## INSTRUCTIONS FOR THE TASK
Write the material out again exactly.
--
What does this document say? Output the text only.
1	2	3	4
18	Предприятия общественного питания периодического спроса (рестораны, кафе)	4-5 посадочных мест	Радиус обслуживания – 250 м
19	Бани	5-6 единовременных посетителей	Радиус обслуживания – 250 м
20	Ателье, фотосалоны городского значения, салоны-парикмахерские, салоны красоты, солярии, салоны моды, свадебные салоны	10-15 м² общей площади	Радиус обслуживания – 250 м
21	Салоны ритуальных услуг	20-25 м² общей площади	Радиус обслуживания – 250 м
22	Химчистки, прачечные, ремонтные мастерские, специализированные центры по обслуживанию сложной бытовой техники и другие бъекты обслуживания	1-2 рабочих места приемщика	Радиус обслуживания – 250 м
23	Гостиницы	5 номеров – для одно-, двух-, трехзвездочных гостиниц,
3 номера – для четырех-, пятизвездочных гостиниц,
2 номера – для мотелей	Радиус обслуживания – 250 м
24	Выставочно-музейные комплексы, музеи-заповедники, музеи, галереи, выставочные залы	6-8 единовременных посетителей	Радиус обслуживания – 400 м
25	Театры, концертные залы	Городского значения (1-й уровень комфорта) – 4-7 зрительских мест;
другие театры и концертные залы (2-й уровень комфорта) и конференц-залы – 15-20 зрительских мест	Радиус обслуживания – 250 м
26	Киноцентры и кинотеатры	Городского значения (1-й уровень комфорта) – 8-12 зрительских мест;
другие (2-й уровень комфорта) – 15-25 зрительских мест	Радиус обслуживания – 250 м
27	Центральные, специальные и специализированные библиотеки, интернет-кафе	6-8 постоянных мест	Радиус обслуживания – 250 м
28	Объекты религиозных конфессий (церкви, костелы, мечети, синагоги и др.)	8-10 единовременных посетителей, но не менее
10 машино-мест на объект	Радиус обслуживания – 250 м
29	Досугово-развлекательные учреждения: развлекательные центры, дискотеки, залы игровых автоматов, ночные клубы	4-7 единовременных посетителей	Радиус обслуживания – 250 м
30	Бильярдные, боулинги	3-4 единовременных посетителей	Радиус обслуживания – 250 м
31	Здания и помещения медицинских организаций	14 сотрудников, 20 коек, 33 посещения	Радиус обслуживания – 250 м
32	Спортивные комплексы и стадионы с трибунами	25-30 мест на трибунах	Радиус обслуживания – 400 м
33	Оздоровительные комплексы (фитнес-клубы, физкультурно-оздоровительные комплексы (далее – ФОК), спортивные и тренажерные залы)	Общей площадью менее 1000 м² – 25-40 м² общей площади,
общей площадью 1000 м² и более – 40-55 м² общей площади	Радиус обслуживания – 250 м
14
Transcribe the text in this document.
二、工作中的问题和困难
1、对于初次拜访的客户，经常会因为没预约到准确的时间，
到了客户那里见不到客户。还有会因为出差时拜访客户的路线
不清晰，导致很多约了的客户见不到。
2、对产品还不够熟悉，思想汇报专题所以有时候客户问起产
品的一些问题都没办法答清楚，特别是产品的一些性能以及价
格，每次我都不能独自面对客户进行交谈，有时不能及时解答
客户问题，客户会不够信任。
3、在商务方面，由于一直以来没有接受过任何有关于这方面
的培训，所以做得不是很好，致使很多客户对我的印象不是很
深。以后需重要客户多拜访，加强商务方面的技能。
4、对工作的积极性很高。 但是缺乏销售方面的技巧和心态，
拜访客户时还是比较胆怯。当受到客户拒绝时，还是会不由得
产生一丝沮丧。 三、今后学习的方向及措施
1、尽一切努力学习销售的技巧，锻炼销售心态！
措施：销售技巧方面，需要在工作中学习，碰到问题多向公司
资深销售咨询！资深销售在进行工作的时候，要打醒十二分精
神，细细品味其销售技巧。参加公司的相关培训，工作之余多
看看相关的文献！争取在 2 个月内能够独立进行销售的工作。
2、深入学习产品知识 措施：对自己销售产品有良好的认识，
--
## EXERCISE RESPONSE
What does this document say? Output the text only.
1	2	3	4
18	Предприятия общественного питания периодического спроса (рестораны, кафе)	4-5 посадочных мест	Радиус обслуживания – 250 м
19	Бани	5-6 единовременных посетителей	Радиус обслуживания – 250 м
20	Ателье, фотосалоны городского значения, салоны-парикмахерские, салоны красоты, солярии, салоны моды, свадебные салоны	10-15 м² общей площади	Радиус обслуживания – 250 м
21	Салоны ритуальных услуг	20-25 м² общей площади	Радиус обслуживания – 250 м
22	Химчистки, прачечные, ремонтные мастерские, специализированные центры по обслуживанию сложной бытовой техники и другие бъекты обслуживания	1-2 рабочих места приемщика	Радиус обслуживания – 250 м
23	Гостиницы	5 номеров – для одно-, двух-, трехзвездочных гостиниц,
3 номера – для четырех-, пятизвездочных гостиниц,
2 номера – для мотелей	Радиус обслуживания – 250 м
24	Выставочно-музейные комплексы, музеи-заповедники, музеи, галереи, выставочные залы	6-8 единовременных посетителей	Радиус обслуживания – 400 м
25	Театры, концертные залы	Городского значения (1-й уровень комфорта) – 4-7 зрительских мест;
другие театры и концертные залы (2-й уровень комфорта) и конференц-залы – 15-20 зрительских мест	Радиус обслуживания – 250 м
26	Киноцентры и кинотеатры	Городского значения (1-й уровень комфорта) – 8-12 зрительских мест;
другие (2-й уровень комфорта) – 15-25 зрительских мест	Радиус обслуживания – 250 м
27	Центральные, специальные и специализированные библиотеки, интернет-кафе	6-8 постоянных мест	Радиус обслуживания – 250 м
28	Объекты религиозных конфессий (церкви, костелы, мечети, синагоги и др.)	8-10 единовременных посетителей, но не менее
10 машино-мест на объект	Радиус обслуживания – 250 м
29	Досугово-развлекательные учреждения: развлекательные центры, дискотеки, залы игровых автоматов, ночные клубы	4-7 единовременных посетителей	Радиус обслуживания – 250 м
30	Бильярдные, боулинги	3-4 единовременных посетителей	Радиус обслуживания – 250 м
31	Здания и помещения медицинских организаций	14 сотрудников, 20 коек, 33 посещения	Радиус обслуживания – 250 м
32	Спортивные комплексы и стадионы с трибунами	25-30 мест на трибунах	Радиус обслуживания – 400 м
33	Оздоровительные комплексы (фитнес-клубы, физкультурно-оздоровительные комплексы (далее – ФОК), спортивные и тренажерные залы)	Общей площадью менее 1000 м² – 25-40 м² общей площади,
общей площадью 1000 м² и более – 40-55 м² общей площади	Радиус обслуживания – 250 м
14
Transcribe the text in this document.
二、工作中的问题和困难
1、对于初次拜访的客户，经常会因为没预约到准确的时间，
到了客户那里见不到客户。还有会因为出差时拜访客户的路线
不清晰，导致很多约了的客户见不到。
2、对产品还不够熟悉，思想汇报专题所以有时候客户问起产
品的一些问题都没办法答清楚，特别是产品的一些性能以及价
格，每次我都不能独自面对客户进行交谈，有时不能及时解答
客户问题，客户会不够信任。
3、在商务方面，由于一直以来没有接受过任何有关于这方面
的培训，所以做得不是很好，致使很多客户对我的印象不是很
深。以后需重要客户多拜访，加强商务方面的技能。
4、对工作的积极性很高。 但是缺乏销售方面的技巧和心态，
拜访客户时还是比较胆怯。当受到客户拒绝时，还是会不由得
产生一丝沮丧。 三、今后学习的方向及措施
1、尽一切努力学习销售的技巧，锻炼销售心态！
措施：销售技巧方面，需要在工作中学习，碰到问题多向公司
资深销售咨询！资深销售在进行工作的时候，要打醒十二分精
神，细细品味其销售技巧。参加公司的相关培训，工作之余多
看看相关的文献！争取在 2 个月内能够独立进行销售的工作。
2、深入学习产品知识 措施：对自己销售产品有良好的认识，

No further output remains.